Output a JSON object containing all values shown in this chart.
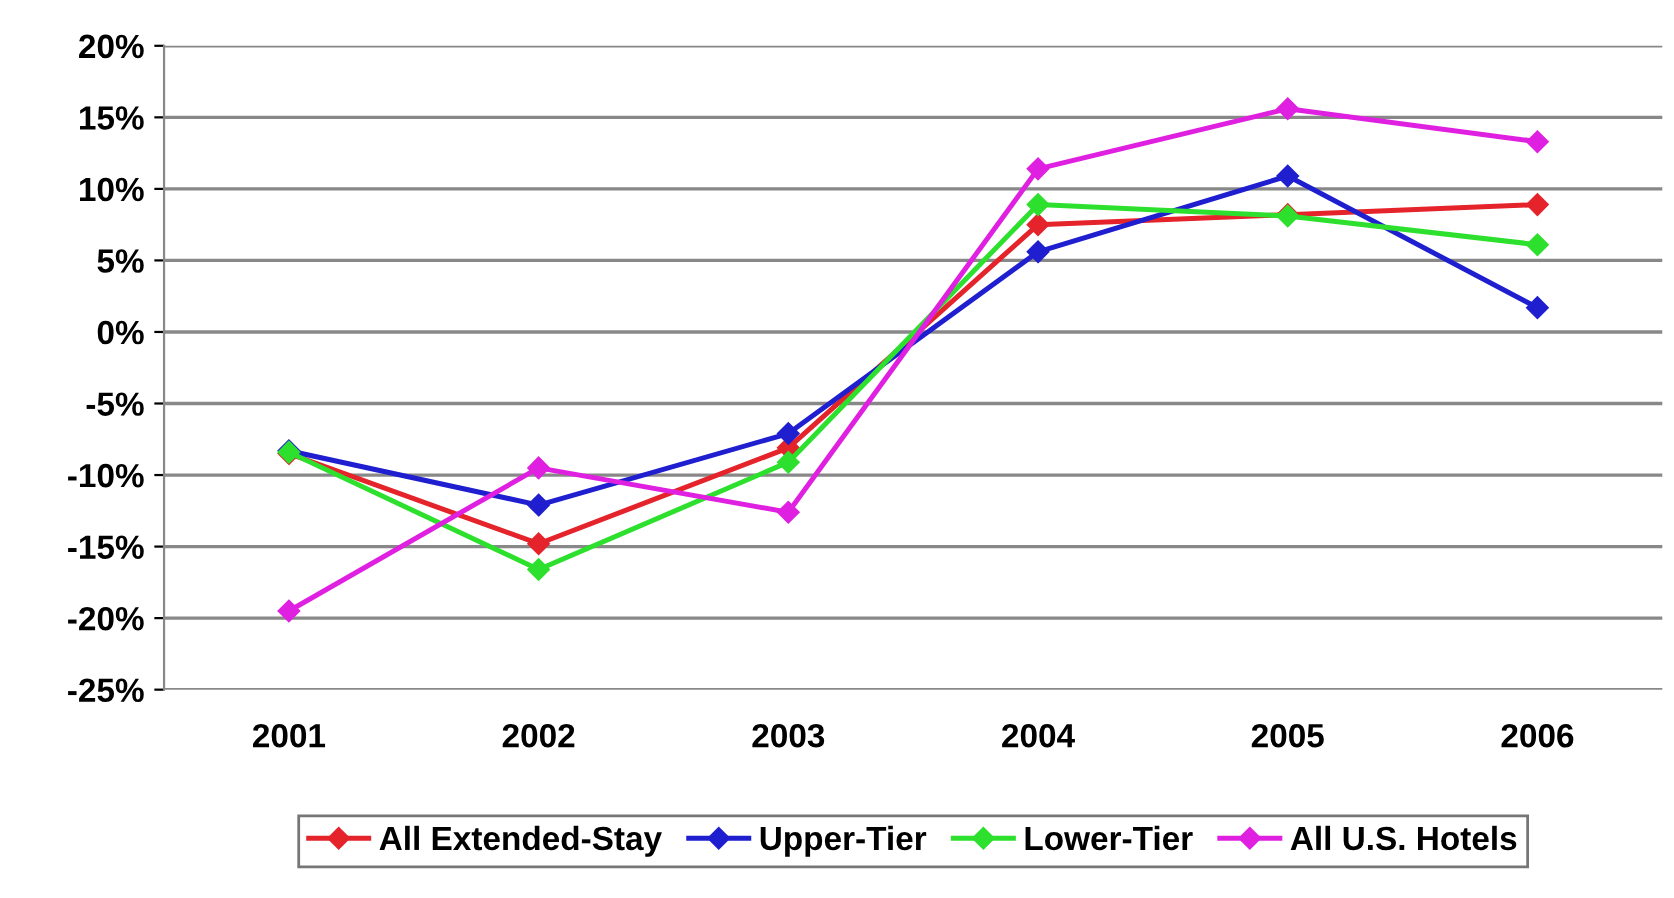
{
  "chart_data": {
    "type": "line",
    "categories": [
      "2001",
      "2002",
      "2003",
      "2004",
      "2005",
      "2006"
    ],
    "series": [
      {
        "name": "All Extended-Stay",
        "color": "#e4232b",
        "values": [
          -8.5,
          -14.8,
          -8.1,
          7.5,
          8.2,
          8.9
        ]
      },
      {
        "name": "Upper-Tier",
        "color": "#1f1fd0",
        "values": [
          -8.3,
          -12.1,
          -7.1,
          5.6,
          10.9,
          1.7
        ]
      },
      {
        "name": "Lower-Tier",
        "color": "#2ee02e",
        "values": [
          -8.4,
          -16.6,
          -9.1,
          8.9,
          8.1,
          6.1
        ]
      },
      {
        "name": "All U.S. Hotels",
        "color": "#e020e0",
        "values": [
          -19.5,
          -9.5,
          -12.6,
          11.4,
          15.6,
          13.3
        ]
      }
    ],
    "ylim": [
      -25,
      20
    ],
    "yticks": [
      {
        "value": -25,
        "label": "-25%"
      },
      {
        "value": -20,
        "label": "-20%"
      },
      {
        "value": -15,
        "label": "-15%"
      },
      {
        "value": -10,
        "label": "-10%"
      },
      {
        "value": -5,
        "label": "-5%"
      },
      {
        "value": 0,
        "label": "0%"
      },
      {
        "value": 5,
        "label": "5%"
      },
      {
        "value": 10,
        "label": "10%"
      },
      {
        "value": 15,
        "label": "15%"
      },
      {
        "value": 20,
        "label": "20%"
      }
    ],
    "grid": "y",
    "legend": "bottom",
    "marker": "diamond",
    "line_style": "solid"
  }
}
———
> **Work to complete**
From the entries above, extract every line where the word "color" appears.

> **Solution**
        "color": "#e4232b",
        "color": "#1f1fd0",
        "color": "#2ee02e",
        "color": "#e020e0",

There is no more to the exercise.